■ What needs to be done ■
Wherever the string "mampu" appears in a line, extract that line.

■ Saved entries ■
** START **

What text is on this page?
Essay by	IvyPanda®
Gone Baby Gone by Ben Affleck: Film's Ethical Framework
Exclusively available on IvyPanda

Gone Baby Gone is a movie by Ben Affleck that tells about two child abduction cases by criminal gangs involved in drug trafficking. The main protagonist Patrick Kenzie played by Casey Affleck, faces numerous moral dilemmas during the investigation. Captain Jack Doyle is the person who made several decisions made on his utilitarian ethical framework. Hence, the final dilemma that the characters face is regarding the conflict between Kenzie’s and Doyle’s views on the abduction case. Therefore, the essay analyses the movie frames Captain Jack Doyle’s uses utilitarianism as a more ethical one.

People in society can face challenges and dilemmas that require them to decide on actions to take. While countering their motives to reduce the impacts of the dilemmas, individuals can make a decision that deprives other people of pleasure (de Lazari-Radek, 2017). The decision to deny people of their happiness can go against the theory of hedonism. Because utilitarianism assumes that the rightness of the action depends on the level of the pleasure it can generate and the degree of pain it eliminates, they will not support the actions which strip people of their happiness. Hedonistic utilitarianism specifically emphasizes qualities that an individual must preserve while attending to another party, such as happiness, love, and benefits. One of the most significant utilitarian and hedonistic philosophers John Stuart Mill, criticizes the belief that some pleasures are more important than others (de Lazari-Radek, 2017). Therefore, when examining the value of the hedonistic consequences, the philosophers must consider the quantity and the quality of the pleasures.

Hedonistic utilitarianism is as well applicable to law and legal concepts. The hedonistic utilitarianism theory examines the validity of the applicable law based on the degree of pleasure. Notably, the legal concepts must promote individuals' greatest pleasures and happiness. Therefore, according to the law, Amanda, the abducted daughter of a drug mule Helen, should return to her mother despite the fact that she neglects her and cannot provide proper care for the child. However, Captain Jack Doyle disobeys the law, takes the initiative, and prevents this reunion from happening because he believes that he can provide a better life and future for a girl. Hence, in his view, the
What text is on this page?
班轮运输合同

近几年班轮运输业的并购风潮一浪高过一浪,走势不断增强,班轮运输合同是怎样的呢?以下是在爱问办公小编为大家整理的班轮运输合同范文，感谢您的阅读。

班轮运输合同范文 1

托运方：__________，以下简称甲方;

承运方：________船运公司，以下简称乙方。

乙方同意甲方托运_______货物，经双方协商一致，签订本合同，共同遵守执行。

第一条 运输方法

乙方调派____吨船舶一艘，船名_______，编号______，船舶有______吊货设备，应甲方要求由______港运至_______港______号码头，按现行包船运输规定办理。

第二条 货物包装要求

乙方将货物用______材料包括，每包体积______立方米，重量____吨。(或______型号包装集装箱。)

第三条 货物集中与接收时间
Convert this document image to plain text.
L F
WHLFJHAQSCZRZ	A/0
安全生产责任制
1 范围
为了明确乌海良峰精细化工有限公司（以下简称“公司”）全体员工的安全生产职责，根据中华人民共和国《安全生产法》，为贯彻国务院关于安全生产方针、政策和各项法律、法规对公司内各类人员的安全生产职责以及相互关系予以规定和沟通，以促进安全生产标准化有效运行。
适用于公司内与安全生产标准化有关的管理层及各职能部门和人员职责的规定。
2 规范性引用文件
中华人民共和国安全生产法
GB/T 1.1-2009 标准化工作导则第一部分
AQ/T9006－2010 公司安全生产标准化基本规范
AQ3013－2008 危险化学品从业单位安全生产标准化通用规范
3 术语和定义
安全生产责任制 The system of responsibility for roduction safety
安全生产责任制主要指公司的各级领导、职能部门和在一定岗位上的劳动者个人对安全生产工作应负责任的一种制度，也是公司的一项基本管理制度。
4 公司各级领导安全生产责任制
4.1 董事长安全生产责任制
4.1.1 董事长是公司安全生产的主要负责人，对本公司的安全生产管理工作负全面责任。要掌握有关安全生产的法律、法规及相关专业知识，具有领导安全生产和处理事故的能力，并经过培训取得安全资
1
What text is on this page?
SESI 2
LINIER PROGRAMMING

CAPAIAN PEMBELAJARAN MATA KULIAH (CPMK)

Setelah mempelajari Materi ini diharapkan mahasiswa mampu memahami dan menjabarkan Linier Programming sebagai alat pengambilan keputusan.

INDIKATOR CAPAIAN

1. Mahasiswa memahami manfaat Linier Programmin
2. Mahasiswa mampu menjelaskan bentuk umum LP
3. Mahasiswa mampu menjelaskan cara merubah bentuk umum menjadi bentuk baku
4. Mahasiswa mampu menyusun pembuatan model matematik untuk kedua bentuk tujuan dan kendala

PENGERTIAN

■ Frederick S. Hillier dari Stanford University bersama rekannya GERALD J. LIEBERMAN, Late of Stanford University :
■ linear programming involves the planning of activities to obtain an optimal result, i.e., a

** END **

■ Reply to the exercise ■
Setelah mempelajari Materi ini diharapkan mahasiswa mampu memahami dan menjabarkan Linier Programming sebagai alat pengambilan keputusan.
2. Mahasiswa mampu menjelaskan bentuk umum LP
3. Mahasiswa mampu menjelaskan cara merubah bentuk umum menjadi bentuk baku
4. Mahasiswa mampu menyusun pembuatan model matematik untuk kedua bentuk tujuan dan kendala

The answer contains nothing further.